* start The input *

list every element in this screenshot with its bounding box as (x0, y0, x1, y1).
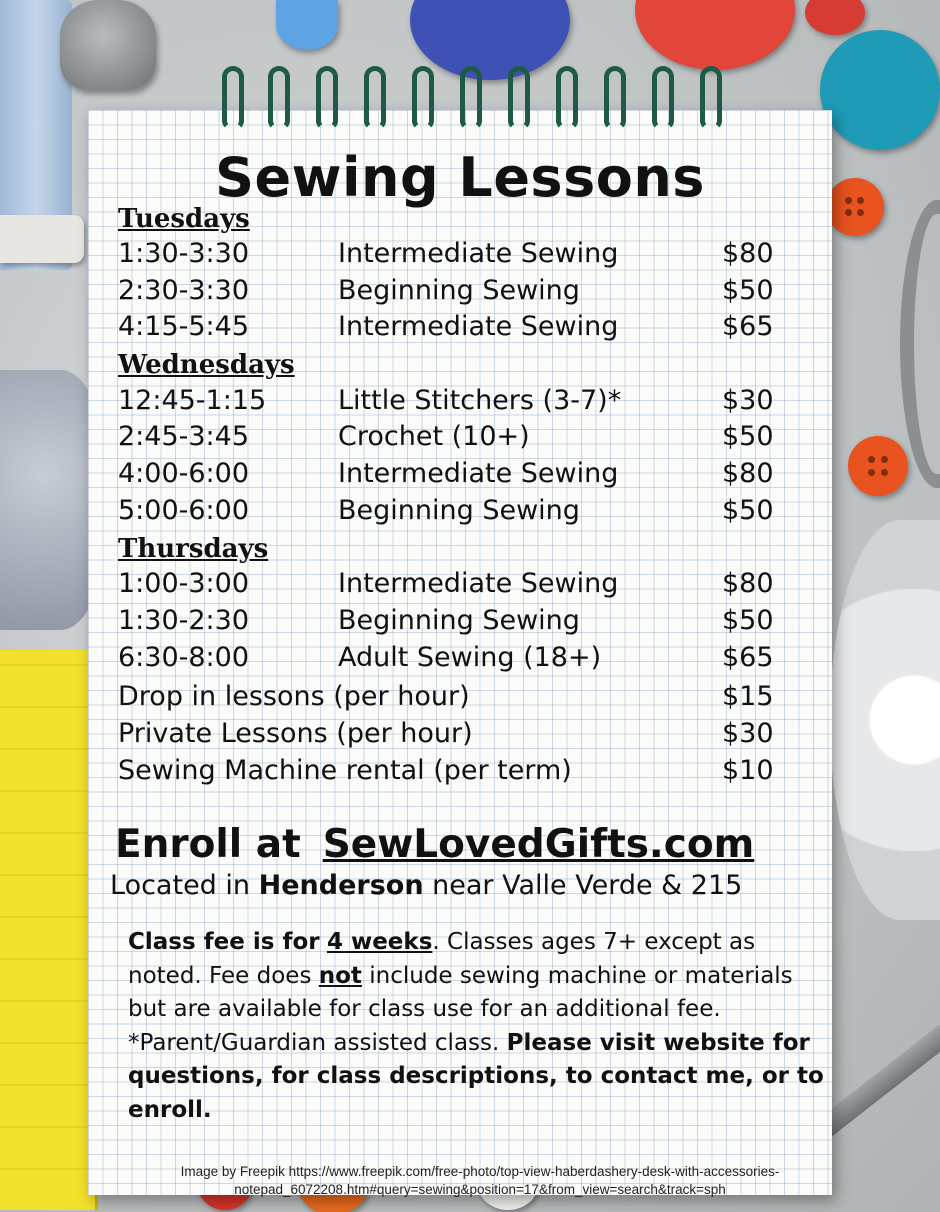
class-price: $50 (722, 605, 774, 636)
class-time: 2:45-3:45 (118, 421, 250, 452)
extra-service-name: Drop in lessons (per hour) (118, 681, 470, 712)
class-time: 4:15-5:45 (118, 311, 250, 342)
thimble-icon (60, 0, 156, 90)
class-time: 4:00-6:00 (118, 458, 250, 489)
button-red-small (805, 0, 865, 35)
fee-dot: . (432, 929, 440, 955)
spiral-ring (268, 66, 290, 130)
button-blue-small (276, 0, 338, 50)
spiral-ring (460, 66, 482, 130)
class-name: Beginning Sewing (338, 605, 580, 636)
class-name: Adult Sewing (18+) (338, 642, 602, 673)
class-price: $65 (722, 642, 774, 673)
class-name: Intermediate Sewing (338, 238, 619, 269)
class-price: $80 (722, 568, 774, 599)
spiral-ring (604, 66, 626, 130)
includes-note: include sewing machine or materials but are available for class use for an additional fee. *Parent/Guardian assisted class. (128, 962, 793, 1056)
fee-weeks: 4 weeks (326, 929, 433, 955)
extra-service-price: $30 (722, 718, 774, 749)
class-price: $50 (722, 421, 774, 452)
class-time: 1:30-3:30 (118, 238, 250, 269)
class-time: 1:00-3:00 (118, 568, 250, 599)
extra-service-price: $15 (722, 681, 774, 712)
day-heading-thursdays: Thursdays (118, 534, 269, 564)
spiral-ring (316, 66, 338, 130)
class-name: Intermediate Sewing (338, 568, 619, 599)
button-red-large (635, 0, 795, 70)
fine-print (128, 926, 828, 1127)
enroll-line (115, 822, 754, 867)
not-emphasis: not (318, 962, 362, 989)
class-name: Beginning Sewing (338, 275, 580, 306)
spiral-ring (652, 66, 674, 130)
location-prefix: Located in (110, 870, 251, 901)
class-name: Intermediate Sewing (338, 458, 619, 489)
class-price: $50 (722, 275, 774, 306)
extra-service-name: Private Lessons (per hour) (118, 718, 473, 749)
class-price: $30 (722, 385, 774, 416)
spiral-ring (700, 66, 722, 130)
day-heading-tuesdays: Tuesdays (118, 204, 250, 234)
class-price: $65 (722, 311, 774, 342)
class-name: Little Stitchers (3-7)* (338, 385, 622, 416)
website-link[interactable]: SewLovedGifts.com (322, 822, 755, 867)
button-navy-large (410, 0, 570, 80)
image-credit: Image by Freepik https://www.freepik.com/free-photo/top-view-haberdashery-desk-with-accessories-notepad_6072208.htm#query=sewing&position=17&from_view=search&track=sph (180, 1164, 780, 1197)
class-name: Crochet (10+) (338, 421, 530, 452)
visit-website-note: Please visit website for questions, for class descriptions, to contact me, or to enroll. (128, 1029, 824, 1123)
class-price: $50 (722, 495, 774, 526)
location-suffix: near Valle Verde & 215 (432, 870, 743, 901)
class-name: Beginning Sewing (338, 495, 580, 526)
spiral-ring (412, 66, 434, 130)
location-city: Henderson (258, 870, 424, 901)
ages-note: Classes ages 7+ except as noted. Fee does (128, 929, 756, 989)
extra-service-price: $10 (722, 755, 774, 786)
day-heading-wednesdays: Wednesdays (118, 350, 295, 380)
spiral-ring (508, 66, 530, 130)
measuring-tape-left (0, 650, 98, 1210)
class-time: 12:45-1:15 (118, 385, 267, 416)
location-line (110, 870, 742, 901)
spiral-ring (556, 66, 578, 130)
class-time: 2:30-3:30 (118, 275, 250, 306)
poster-title: Sewing Lessons (215, 146, 705, 209)
class-time: 5:00-6:00 (118, 495, 250, 526)
magnifier-rim (900, 200, 940, 488)
spiral-ring (364, 66, 386, 130)
button-teal-large (820, 30, 940, 150)
extra-service-name: Sewing Machine rental (per term) (118, 755, 572, 786)
class-time: 6:30-8:00 (118, 642, 250, 673)
class-price: $80 (722, 238, 774, 269)
fee-intro: Class fee is for (128, 929, 320, 955)
class-price: $80 (722, 458, 774, 489)
enroll-prefix: Enroll at (115, 822, 301, 867)
class-name: Intermediate Sewing (338, 311, 619, 342)
thread-spool-end (0, 215, 84, 263)
pin-wheel (830, 520, 940, 920)
button-orange-2 (848, 436, 908, 496)
spiral-ring (222, 66, 244, 130)
class-time: 1:30-2:30 (118, 605, 250, 636)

* end The input *

## Exercise description
Arrange the lines above as a JSON list of strings, one string per line, with blank lines dropped. Leave the picture out of the answer.

## Exercise result
[
  "list every element in this screenshot with its bounding box as (x0, y0, x1, y1).",
  "class-price: $50 (722, 605, 774, 636)",
  "class-time: 2:45-3:45 (118, 421, 250, 452)",
  "extra-service-name: Drop in lessons (per hour) (118, 681, 470, 712)",
  "class-time: 4:15-5:45 (118, 311, 250, 342)",
  "thimble-icon (60, 0, 156, 90)",
  "class-time: 4:00-6:00 (118, 458, 250, 489)",
  "button-red-small (805, 0, 865, 35)",
  "fee-dot: . (432, 929, 440, 955)",
  "spiral-ring (268, 66, 290, 130)",
  "button-blue-small (276, 0, 338, 50)",
  "spiral-ring (460, 66, 482, 130)",
  "class-name: Beginning Sewing (338, 605, 580, 636)",
  "class-name: Adult Sewing (18+) (338, 642, 602, 673)",
  "class-price: $65 (722, 642, 774, 673)",
  "class-name: Intermediate Sewing (338, 238, 619, 269)",
  "class-price: $80 (722, 568, 774, 599)",
  "spiral-ring (604, 66, 626, 130)",
  "includes-note: include sewing machine or materials but are available for class use for an additional fee. *Parent/Guardian assisted class. (128, 962, 793, 1056)",
  "fee-weeks: 4 weeks (326, 929, 433, 955)",
  "extra-service-price: $30 (722, 718, 774, 749)",
  "class-price: $50 (722, 421, 774, 452)",
  "class-time: 1:30-3:30 (118, 238, 250, 269)",
  "class-time: 1:00-3:00 (118, 568, 250, 599)",
  "extra-service-price: $15 (722, 681, 774, 712)",
  "day-heading-thursdays: Thursdays (118, 534, 269, 564)",
  "spiral-ring (316, 66, 338, 130)",
  "class-name: Intermediate Sewing (338, 568, 619, 599)",
  "button-red-large (635, 0, 795, 70)",
  "fine-print (128, 926, 828, 1127)",
  "enroll-line (115, 822, 754, 867)",
  "not-emphasis: not (318, 962, 362, 989)",
  "class-name: Beginning Sewing (338, 275, 580, 306)",
  "spiral-ring (652, 66, 674, 130)",
  "location-prefix: Located in (110, 870, 251, 901)",
  "class-name: Intermediate Sewing (338, 458, 619, 489)",
  "class-price: $50 (722, 275, 774, 306)",
  "extra-service-name: Private Lessons (per hour) (118, 718, 473, 749)",
  "class-price: $30 (722, 385, 774, 416)",
  "spiral-ring (700, 66, 722, 130)",
  "day-heading-tuesdays: Tuesdays (118, 204, 250, 234)",
  "class-price: $65 (722, 311, 774, 342)",
  "class-name: Little Stitchers (3-7)* (338, 385, 622, 416)",
  "website-link[interactable]: SewLovedGifts.com (322, 822, 755, 867)",
  "button-navy-large (410, 0, 570, 80)",
  "image-credit: Image by Freepik https://www.freepik.com/free-photo/top-view-haberdashery-desk-with-accessories-notepad_6072208.htm#query=sewing&position=17&from_view=search&track=sph (180, 1164, 780, 1197)",
  "class-name: Crochet (10+) (338, 421, 530, 452)",
  "visit-website-note: Please visit website for questions, for class descriptions, to contact me, or to enroll. (128, 1029, 824, 1123)",
  "class-price: $50 (722, 495, 774, 526)",
  "location-suffix: near Valle Verde & 215 (432, 870, 743, 901)",
  "class-name: Beginning Sewing (338, 495, 580, 526)",
  "spiral-ring (412, 66, 434, 130)",
  "location-city: Henderson (258, 870, 424, 901)",
  "ages-note: Classes ages 7+ except as noted. Fee does (128, 929, 756, 989)",
  "extra-service-price: $10 (722, 755, 774, 786)",
  "day-heading-wednesdays: Wednesdays (118, 350, 295, 380)",
  "spiral-ring (508, 66, 530, 130)",
  "measuring-tape-left (0, 650, 98, 1210)",
  "class-time: 12:45-1:15 (118, 385, 267, 416)",
  "location-line (110, 870, 742, 901)",
  "spiral-ring (556, 66, 578, 130)",
  "class-time: 2:30-3:30 (118, 275, 250, 306)",
  "poster-title: Sewing Lessons (215, 146, 705, 209)",
  "class-time: 5:00-6:00 (118, 495, 250, 526)",
  "magnifier-rim (900, 200, 940, 488)",
  "spiral-ring (364, 66, 386, 130)",
  "button-teal-large (820, 30, 940, 150)",
  "extra-service-name: Sewing Machine rental (per term) (118, 755, 572, 786)",
  "class-time: 6:30-8:00 (118, 642, 250, 673)",
  "class-price: $80 (722, 238, 774, 269)",
  "fee-intro: Class fee is for (128, 929, 320, 955)",
  "class-price: $80 (722, 458, 774, 489)",
  "enroll-prefix: Enroll at (115, 822, 301, 867)",
  "class-name: Intermediate Sewing (338, 311, 619, 342)",
  "thread-spool-end (0, 215, 84, 263)",
  "pin-wheel (830, 520, 940, 920)",
  "button-orange-2 (848, 436, 908, 496)",
  "spiral-ring (222, 66, 244, 130)",
  "class-time: 1:30-2:30 (118, 605, 250, 636)"
]